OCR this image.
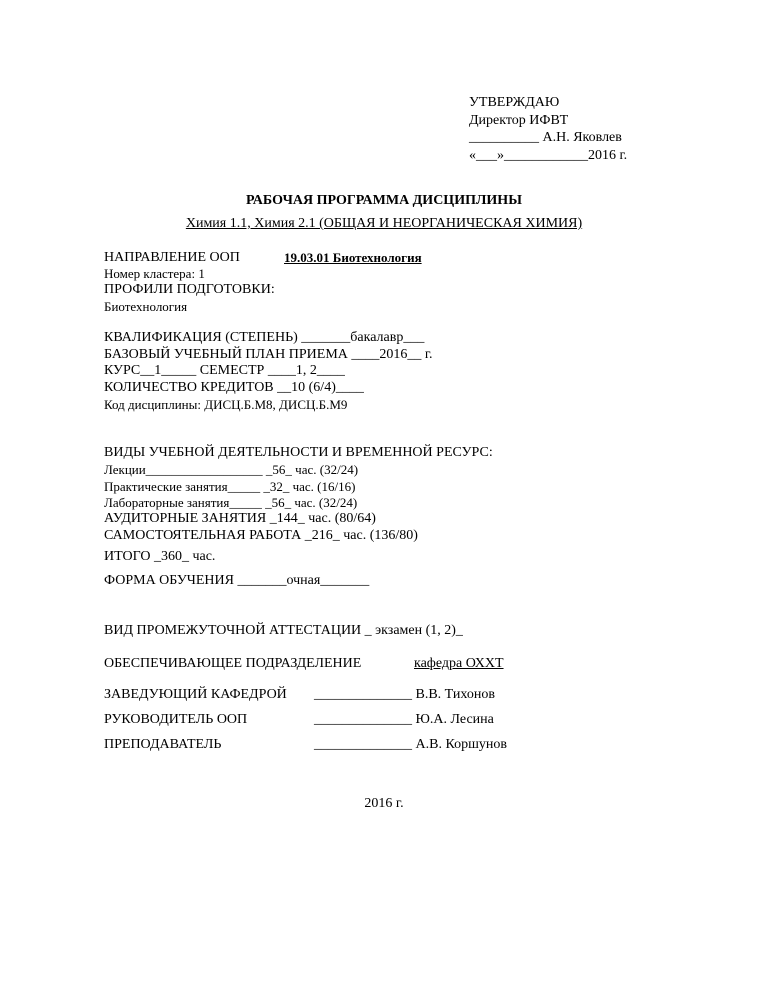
УТВЕРЖДАЮ
Директор ИФВТ
__________ А.Н. Яковлев
«___»____________2016 г.
РАБОЧАЯ ПРОГРАММА ДИСЦИПЛИНЫ
Химия 1.1, Химия 2.1 (ОБЩАЯ И НЕОРГАНИЧЕСКАЯ ХИМИЯ)
НАПРАВЛЕНИЕ ООП	19.03.01 Биотехнология
Номер кластера: 1
ПРОФИЛИ ПОДГОТОВКИ:
Биотехнология
КВАЛИФИКАЦИЯ (СТЕПЕНЬ) _______бакалавр___
БАЗОВЫЙ УЧЕБНЫЙ ПЛАН ПРИЕМА ____2016__ г.
КУРС__1_____ СЕМЕСТР ____1, 2____
КОЛИЧЕСТВО КРЕДИТОВ __10 (6/4)____
Код дисциплины: ДИСЦ.Б.М8, ДИСЦ.Б.М9
ВИДЫ УЧЕБНОЙ ДЕЯТЕЛЬНОСТИ И ВРЕМЕННОЙ РЕСУРС:
Лекции__________________ _56_ час. (32/24)
Практические занятия_____ _32_ час. (16/16)
Лабораторные занятия_____ _56_ час. (32/24)
АУДИТОРНЫЕ ЗАНЯТИЯ _144_ час. (80/64)
САМОСТОЯТЕЛЬНАЯ РАБОТА _216_ час. (136/80)
ИТОГО _360_ час.
ФОРМА ОБУЧЕНИЯ _______очная_______
ВИД ПРОМЕЖУТОЧНОЙ АТТЕСТАЦИИ _ экзамен (1, 2)_
ОБЕСПЕЧИВАЮЩЕЕ ПОДРАЗДЕЛЕНИЕ	кафедра ОХХТ
ЗАВЕДУЮЩИЙ КАФЕДРОЙ ______________ В.В. Тихонов
РУКОВОДИТЕЛЬ ООП	______________ Ю.А. Лесина
ПРЕПОДАВАТЕЛЬ	______________ А.В. Коршунов
2016 г.
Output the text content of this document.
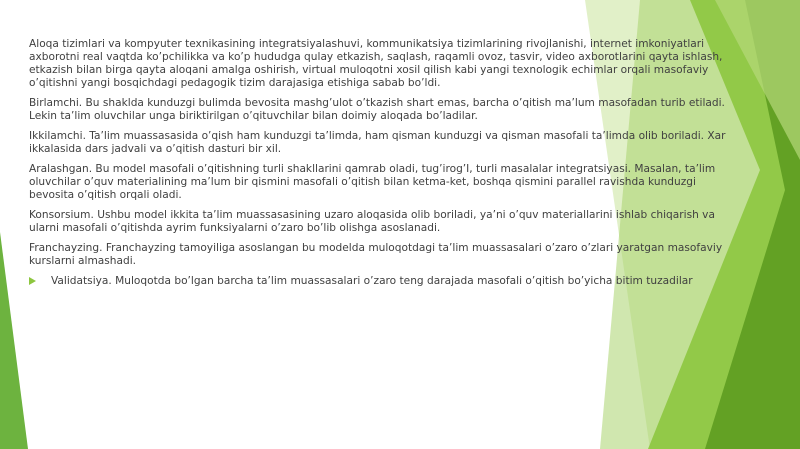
Aloqa tizimlari va kompyuter texnikasining integratsiyalashuvi, kommunikatsiya tizimlarining rivojlanishi, internet imkoniyatlari axborotni real vaqtda ko’pchilikka va ko’p hududga qulay etkazish, saqlash, raqamli ovoz, tasvir, video axborotlarini qayta ishlash, etkazish bilan birga qayta aloqani amalga oshirish, virtual muloqotni xosil qilish kabi yangi texnologik echimlar orqali masofaviy o’qitishni yangi bosqichdagi pedagogik tizim darajasiga etishiga sabab bo’ldi.

Birlamchi. Bu shaklda kunduzgi bulimda bevosita mashg’ulot o’tkazish shart emas, barcha o’qitish ma’lum masofadan turib etiladi. Lekin ta’lim oluvchilar unga biriktirilgan o’qituvchilar bilan doimiy aloqada bo’ladilar.

Ikkilamchi. Ta’lim muassasasida o’qish ham kunduzgi ta’limda, ham qisman kunduzgi va qisman masofali ta’limda olib boriladi. Xar ikkalasida dars jadvali va o’qitish dasturi bir xil.

Aralashgan. Bu model masofali o’qitishning turli shakllarini qamrab oladi, tug’irog’I, turli masalalar integratsiyasi. Masalan, ta’lim oluvchilar o’quv materialining ma’lum bir qismini masofali o’qitish bilan ketma-ket, boshqa qismini parallel ravishda kunduzgi bevosita o’qitish orqali oladi.

Konsorsium. Ushbu model ikkita ta’lim muassasasining uzaro aloqasida olib boriladi, ya’ni o’quv materiallarini ishlab chiqarish va ularni masofali o’qitishda ayrim funksiyalarni o’zaro bo’lib olishga asoslanadi.

Franchayzing. Franchayzing tamoyiliga asoslangan bu modelda muloqotdagi ta’lim muassasalari o’zaro o’zlari yaratgan masofaviy kurslarni almashadi.

Validatsiya. Muloqotda bo’lgan barcha ta’lim muassasalari o’zaro teng darajada masofali o’qitish bo’yicha bitim tuzadilar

=======

* **PROBLEM REQUIREMENTS**:
A faithful copy of the records above is needed, with the pictures left out.

* **THE ANSWER**:
OCR this image.
УТВЕРЖДАЮ
Директор ИФВТ
__________ А.Н. Яковлев
«___»____________2016 г.
РАБОЧАЯ ПРОГРАММА ДИСЦИПЛИНЫ
Химия 1.1, Химия 2.1 (ОБЩАЯ И НЕОРГАНИЧЕСКАЯ ХИМИЯ)
НАПРАВЛЕНИЕ ООП	19.03.01 Биотехнология
Номер кластера: 1
ПРОФИЛИ ПОДГОТОВКИ:
Биотехнология
КВАЛИФИКАЦИЯ (СТЕПЕНЬ) _______бакалавр___
БАЗОВЫЙ УЧЕБНЫЙ ПЛАН ПРИЕМА ____2016__ г.
КУРС__1_____ СЕМЕСТР ____1, 2____
КОЛИЧЕСТВО КРЕДИТОВ __10 (6/4)____
Код дисциплины: ДИСЦ.Б.М8, ДИСЦ.Б.М9
ВИДЫ УЧЕБНОЙ ДЕЯТЕЛЬНОСТИ И ВРЕМЕННОЙ РЕСУРС:
Лекции__________________ _56_ час. (32/24)
Практические занятия_____ _32_ час. (16/16)
Лабораторные занятия_____ _56_ час. (32/24)
АУДИТОРНЫЕ ЗАНЯТИЯ _144_ час. (80/64)
САМОСТОЯТЕЛЬНАЯ РАБОТА _216_ час. (136/80)
ИТОГО _360_ час.
ФОРМА ОБУЧЕНИЯ _______очная_______
ВИД ПРОМЕЖУТОЧНОЙ АТТЕСТАЦИИ _ экзамен (1, 2)_
ОБЕСПЕЧИВАЮЩЕЕ ПОДРАЗДЕЛЕНИЕ	кафедра ОХХТ
ЗАВЕДУЮЩИЙ КАФЕДРОЙ ______________ В.В. Тихонов
РУКОВОДИТЕЛЬ ООП	______________ Ю.А. Лесина
ПРЕПОДАВАТЕЛЬ	______________ А.В. Коршунов
2016 г.
Output the text content of this document.
Aloqa tizimlari va kompyuter texnikasining integratsiyalashuvi, kommunikatsiya tizimlarining rivojlanishi, internet imkoniyatlari axborotni real vaqtda ko’pchilikka va ko’p hududga qulay etkazish, saqlash, raqamli ovoz, tasvir, video axborotlarini qayta ishlash, etkazish bilan birga qayta aloqani amalga oshirish, virtual muloqotni xosil qilish kabi yangi texnologik echimlar orqali masofaviy o’qitishni yangi bosqichdagi pedagogik tizim darajasiga etishiga sabab bo’ldi.

Birlamchi. Bu shaklda kunduzgi bulimda bevosita mashg’ulot o’tkazish shart emas, barcha o’qitish ma’lum masofadan turib etiladi. Lekin ta’lim oluvchilar unga biriktirilgan o’qituvchilar bilan doimiy aloqada bo’ladilar.

Ikkilamchi. Ta’lim muassasasida o’qish ham kunduzgi ta’limda, ham qisman kunduzgi va qisman masofali ta’limda olib boriladi. Xar ikkalasida dars jadvali va o’qitish dasturi bir xil.

Aralashgan. Bu model masofali o’qitishning turli shakllarini qamrab oladi, tug’irog’I, turli masalalar integratsiyasi. Masalan, ta’lim oluvchilar o’quv materialining ma’lum bir qismini masofali o’qitish bilan ketma-ket, boshqa qismini parallel ravishda kunduzgi bevosita o’qitish orqali oladi.

Konsorsium. Ushbu model ikkita ta’lim muassasasining uzaro aloqasida olib boriladi, ya’ni o’quv materiallarini ishlab chiqarish va ularni masofali o’qitishda ayrim funksiyalarni o’zaro bo’lib olishga asoslanadi.

Franchayzing. Franchayzing tamoyiliga asoslangan bu modelda muloqotdagi ta’lim muassasalari o’zaro o’zlari yaratgan masofaviy kurslarni almashadi.

Validatsiya. Muloqotda bo’lgan barcha ta’lim muassasalari o’zaro teng darajada masofali o’qitish bo’yicha bitim tuzadilar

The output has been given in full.